Prompt
Print the lines of the records exactly, starting at the line that contains "svg-text:1,000: 1,000: [15, 289, 58, 308]" and ending at the line that contains "Itemize 23 of", with both of those lines included.

Supplied material

--- begin ---

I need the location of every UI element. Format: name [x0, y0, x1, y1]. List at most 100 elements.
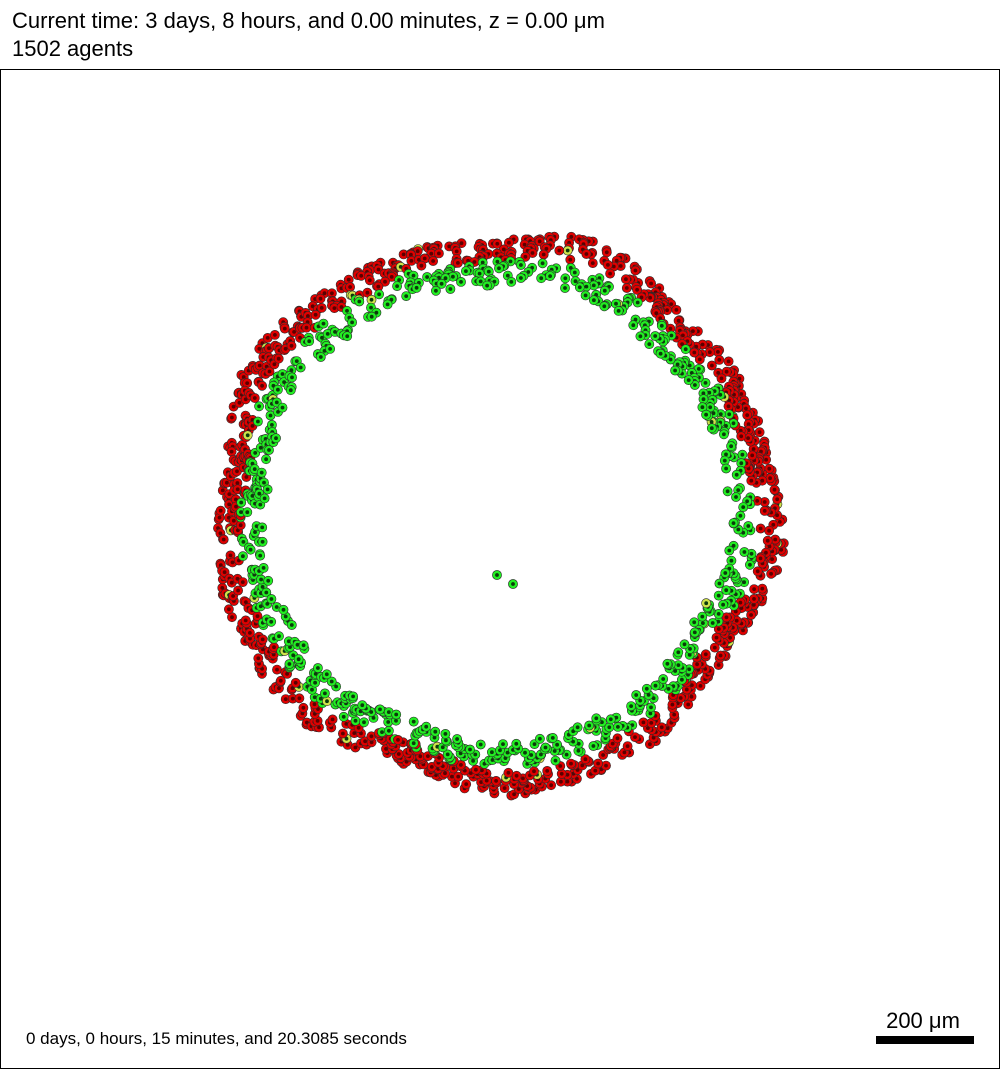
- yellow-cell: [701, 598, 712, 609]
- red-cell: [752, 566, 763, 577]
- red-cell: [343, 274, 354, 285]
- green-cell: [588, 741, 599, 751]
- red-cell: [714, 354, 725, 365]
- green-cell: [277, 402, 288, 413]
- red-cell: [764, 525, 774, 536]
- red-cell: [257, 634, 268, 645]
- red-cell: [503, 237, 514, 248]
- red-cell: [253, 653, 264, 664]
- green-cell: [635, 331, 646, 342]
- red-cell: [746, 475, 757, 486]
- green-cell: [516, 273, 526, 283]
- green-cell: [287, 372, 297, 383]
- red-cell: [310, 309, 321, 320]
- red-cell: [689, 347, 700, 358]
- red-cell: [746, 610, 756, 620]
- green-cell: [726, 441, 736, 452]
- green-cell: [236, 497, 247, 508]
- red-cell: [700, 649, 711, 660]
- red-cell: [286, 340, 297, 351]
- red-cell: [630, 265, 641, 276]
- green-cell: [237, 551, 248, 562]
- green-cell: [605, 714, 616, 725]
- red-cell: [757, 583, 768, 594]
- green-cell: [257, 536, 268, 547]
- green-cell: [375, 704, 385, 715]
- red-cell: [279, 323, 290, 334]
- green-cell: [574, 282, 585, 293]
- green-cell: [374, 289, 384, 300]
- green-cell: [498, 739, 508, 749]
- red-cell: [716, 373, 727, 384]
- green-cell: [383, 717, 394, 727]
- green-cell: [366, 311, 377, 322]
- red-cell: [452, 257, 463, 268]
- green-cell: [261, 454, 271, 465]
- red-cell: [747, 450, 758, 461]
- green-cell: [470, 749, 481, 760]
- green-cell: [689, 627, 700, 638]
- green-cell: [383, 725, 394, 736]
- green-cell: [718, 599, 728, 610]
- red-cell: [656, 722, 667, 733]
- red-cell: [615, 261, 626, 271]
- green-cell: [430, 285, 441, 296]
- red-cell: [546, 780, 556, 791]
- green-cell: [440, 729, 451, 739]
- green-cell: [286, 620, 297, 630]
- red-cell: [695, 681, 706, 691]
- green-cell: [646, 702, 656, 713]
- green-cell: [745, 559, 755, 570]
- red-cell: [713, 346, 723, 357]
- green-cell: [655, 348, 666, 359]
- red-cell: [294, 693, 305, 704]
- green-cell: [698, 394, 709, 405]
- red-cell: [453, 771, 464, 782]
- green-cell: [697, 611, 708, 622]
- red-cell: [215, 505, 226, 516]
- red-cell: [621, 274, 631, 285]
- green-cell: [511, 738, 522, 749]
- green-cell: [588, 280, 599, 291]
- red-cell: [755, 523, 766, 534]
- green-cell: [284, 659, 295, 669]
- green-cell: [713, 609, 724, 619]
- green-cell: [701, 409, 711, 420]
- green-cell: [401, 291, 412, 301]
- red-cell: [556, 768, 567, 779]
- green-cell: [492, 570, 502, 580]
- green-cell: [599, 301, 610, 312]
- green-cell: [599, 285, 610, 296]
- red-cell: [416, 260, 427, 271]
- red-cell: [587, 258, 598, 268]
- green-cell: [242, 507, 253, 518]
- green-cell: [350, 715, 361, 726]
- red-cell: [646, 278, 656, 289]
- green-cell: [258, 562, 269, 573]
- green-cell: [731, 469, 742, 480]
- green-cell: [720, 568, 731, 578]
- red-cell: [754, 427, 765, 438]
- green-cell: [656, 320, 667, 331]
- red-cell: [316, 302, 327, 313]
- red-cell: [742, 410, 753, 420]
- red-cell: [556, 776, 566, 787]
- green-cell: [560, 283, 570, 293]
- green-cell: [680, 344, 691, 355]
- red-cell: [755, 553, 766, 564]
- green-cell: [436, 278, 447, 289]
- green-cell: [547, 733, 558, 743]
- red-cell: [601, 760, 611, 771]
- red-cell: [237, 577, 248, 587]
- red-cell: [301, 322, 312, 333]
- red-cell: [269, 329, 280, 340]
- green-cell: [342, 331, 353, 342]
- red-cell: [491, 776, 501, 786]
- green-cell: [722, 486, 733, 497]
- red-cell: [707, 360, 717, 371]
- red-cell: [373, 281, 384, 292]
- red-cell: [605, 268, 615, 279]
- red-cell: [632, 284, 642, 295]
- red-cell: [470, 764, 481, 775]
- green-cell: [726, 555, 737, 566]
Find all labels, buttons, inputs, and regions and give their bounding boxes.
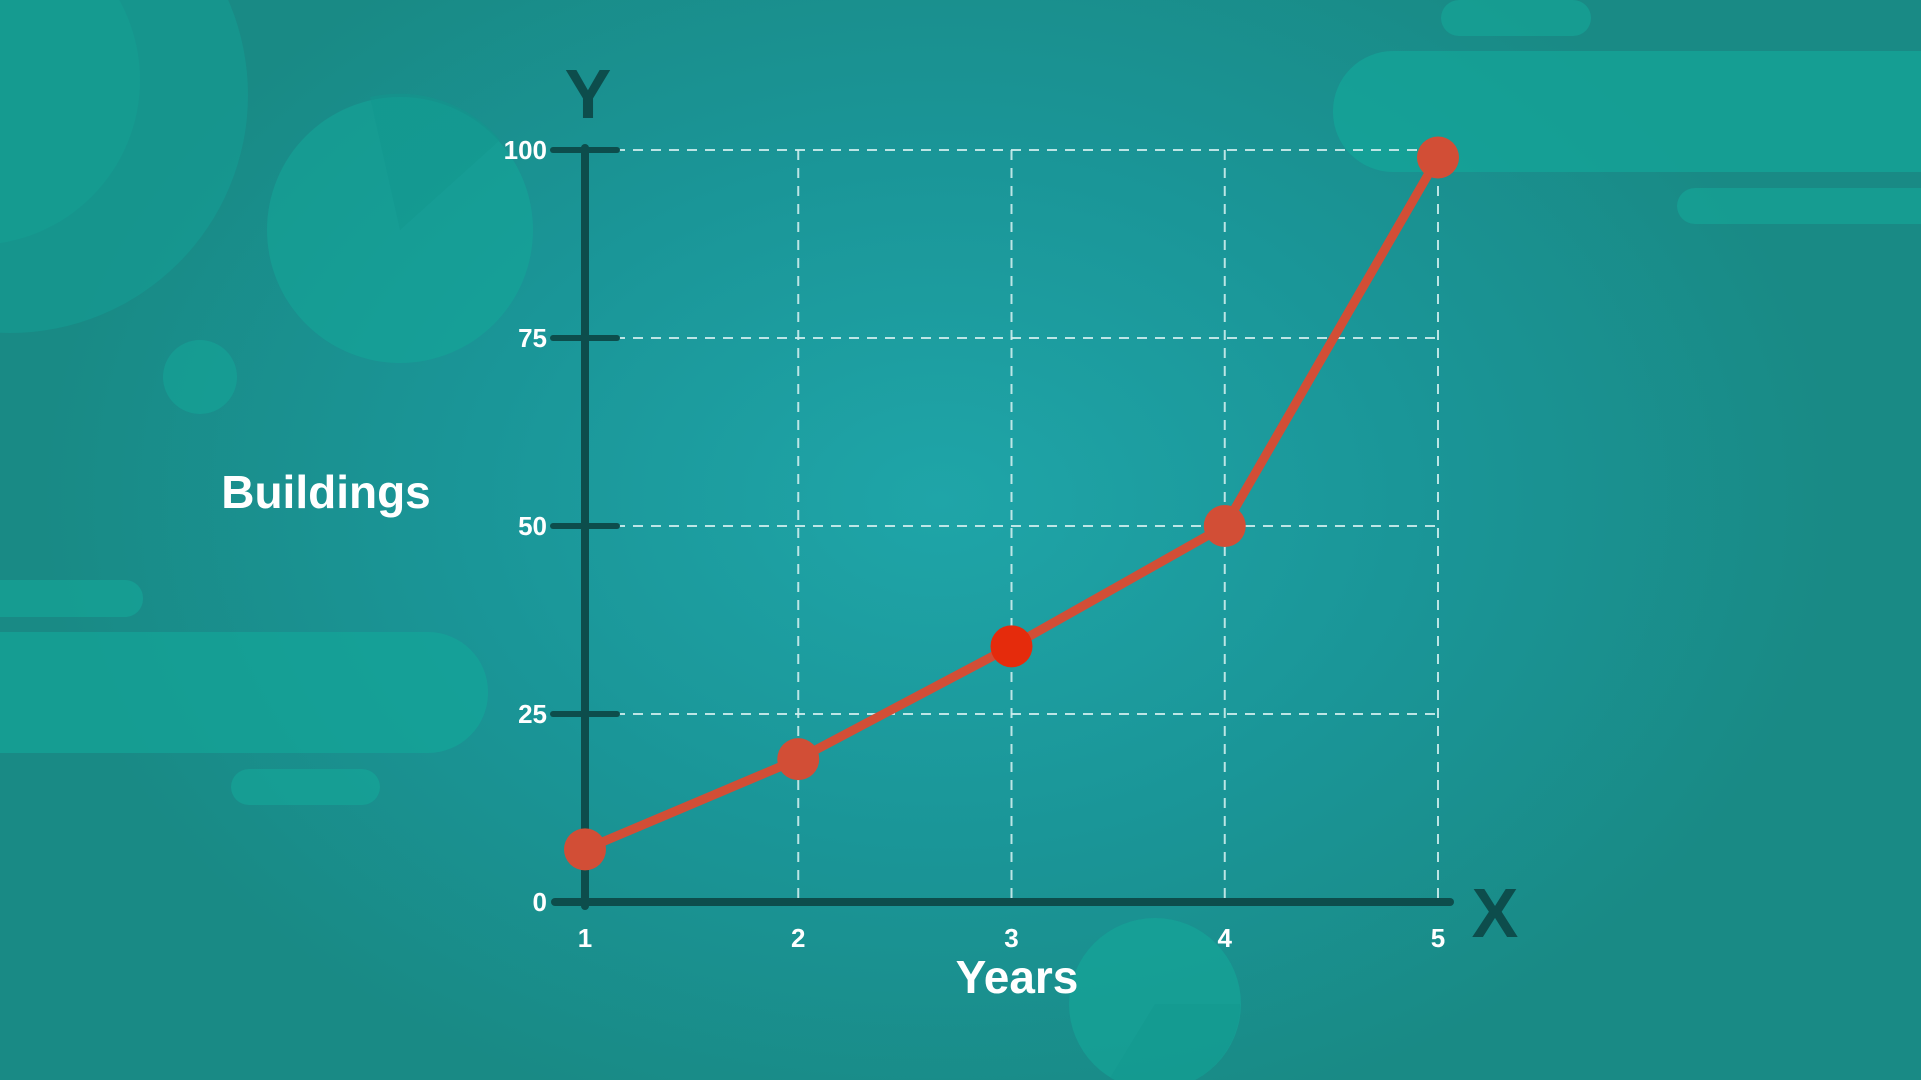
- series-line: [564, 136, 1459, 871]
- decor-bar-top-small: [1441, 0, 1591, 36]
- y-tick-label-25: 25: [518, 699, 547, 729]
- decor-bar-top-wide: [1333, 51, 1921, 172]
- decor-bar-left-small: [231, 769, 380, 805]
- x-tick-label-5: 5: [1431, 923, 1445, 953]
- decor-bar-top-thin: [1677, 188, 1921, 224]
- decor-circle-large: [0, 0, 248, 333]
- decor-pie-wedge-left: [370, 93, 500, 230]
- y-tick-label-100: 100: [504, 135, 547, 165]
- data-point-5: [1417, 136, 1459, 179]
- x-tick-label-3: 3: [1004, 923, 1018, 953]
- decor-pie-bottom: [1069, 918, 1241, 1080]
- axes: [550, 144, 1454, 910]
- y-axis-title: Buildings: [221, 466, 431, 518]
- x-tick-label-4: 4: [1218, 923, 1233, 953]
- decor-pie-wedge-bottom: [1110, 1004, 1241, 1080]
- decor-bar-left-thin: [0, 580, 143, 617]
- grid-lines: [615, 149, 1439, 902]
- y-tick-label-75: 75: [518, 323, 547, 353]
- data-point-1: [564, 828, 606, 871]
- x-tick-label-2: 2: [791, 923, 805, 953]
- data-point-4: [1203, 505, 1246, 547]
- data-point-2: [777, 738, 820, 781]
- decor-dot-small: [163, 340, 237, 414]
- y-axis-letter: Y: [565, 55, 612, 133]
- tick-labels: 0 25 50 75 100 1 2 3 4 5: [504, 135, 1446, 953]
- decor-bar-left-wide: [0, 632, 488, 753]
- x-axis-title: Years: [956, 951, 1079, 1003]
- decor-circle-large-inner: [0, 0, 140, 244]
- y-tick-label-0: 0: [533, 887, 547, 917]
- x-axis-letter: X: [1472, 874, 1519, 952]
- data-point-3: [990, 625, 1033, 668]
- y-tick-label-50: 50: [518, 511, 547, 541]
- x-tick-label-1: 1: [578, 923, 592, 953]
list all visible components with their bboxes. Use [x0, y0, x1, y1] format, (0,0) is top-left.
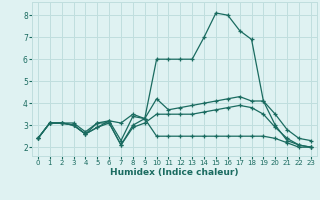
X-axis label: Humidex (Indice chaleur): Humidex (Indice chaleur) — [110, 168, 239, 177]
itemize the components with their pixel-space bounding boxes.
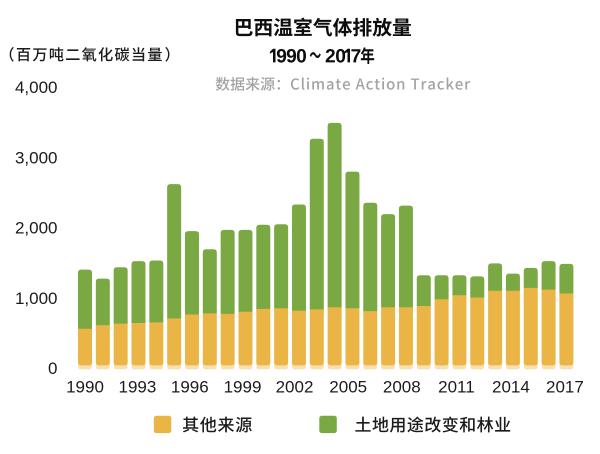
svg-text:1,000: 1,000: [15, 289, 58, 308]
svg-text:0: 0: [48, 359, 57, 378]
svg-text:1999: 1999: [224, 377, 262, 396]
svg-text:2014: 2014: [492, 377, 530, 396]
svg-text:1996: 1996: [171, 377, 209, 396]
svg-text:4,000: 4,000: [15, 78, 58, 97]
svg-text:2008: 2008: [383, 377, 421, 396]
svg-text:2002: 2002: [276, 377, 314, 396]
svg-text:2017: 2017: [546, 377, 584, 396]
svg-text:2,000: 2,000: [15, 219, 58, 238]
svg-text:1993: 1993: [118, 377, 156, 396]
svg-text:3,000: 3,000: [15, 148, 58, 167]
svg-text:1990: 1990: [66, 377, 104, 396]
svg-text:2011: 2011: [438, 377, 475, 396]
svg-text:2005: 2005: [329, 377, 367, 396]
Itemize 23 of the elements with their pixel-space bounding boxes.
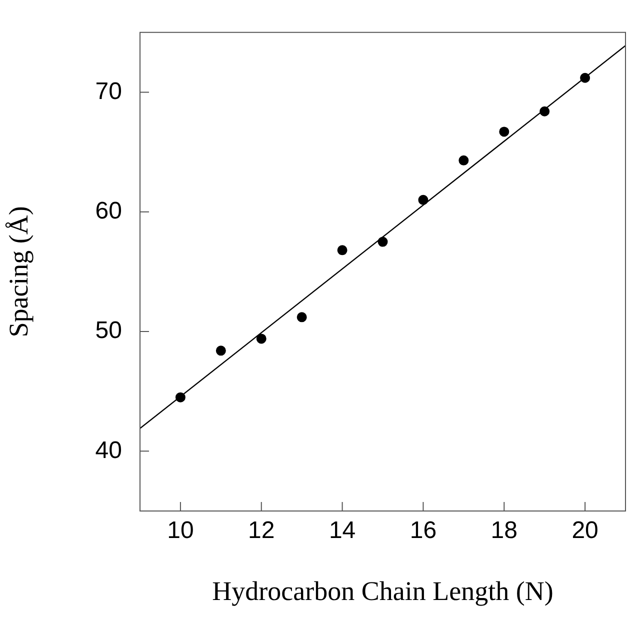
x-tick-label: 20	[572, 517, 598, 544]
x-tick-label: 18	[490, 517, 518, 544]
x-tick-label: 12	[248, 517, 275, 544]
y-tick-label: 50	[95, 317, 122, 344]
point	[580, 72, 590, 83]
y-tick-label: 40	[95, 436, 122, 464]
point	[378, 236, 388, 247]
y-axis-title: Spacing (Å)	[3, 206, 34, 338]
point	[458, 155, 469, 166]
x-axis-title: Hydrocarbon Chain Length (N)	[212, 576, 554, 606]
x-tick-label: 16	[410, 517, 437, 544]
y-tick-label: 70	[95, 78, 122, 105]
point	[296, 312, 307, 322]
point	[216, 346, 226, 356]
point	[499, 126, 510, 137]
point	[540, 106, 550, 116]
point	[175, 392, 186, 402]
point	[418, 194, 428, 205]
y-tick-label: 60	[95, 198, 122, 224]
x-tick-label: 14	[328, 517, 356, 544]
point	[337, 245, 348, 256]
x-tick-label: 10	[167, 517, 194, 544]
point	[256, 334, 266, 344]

--- end ---

The result
svg-text:1,000: 1,000: [15, 289, 58, 308]
svg-text:0: 0: [48, 359, 57, 378]
svg-text:1999: 1999: [224, 377, 262, 396]
svg-text:2014: 2014: [492, 377, 530, 396]
svg-text:1996: 1996: [171, 377, 209, 396]
svg-text:4,000: 4,000: [15, 78, 58, 97]
svg-text:2008: 2008: [383, 377, 421, 396]
svg-text:2002: 2002: [276, 377, 314, 396]
svg-text:2017: 2017: [546, 377, 584, 396]
svg-text:2,000: 2,000: [15, 219, 58, 238]
svg-text:1993: 1993: [118, 377, 156, 396]
svg-text:3,000: 3,000: [15, 148, 58, 167]
svg-text:1990: 1990: [66, 377, 104, 396]
svg-text:2011: 2011: [438, 377, 475, 396]
svg-text:2005: 2005: [329, 377, 367, 396]
Itemize 23 of the elements with their pixel-space bounding boxes.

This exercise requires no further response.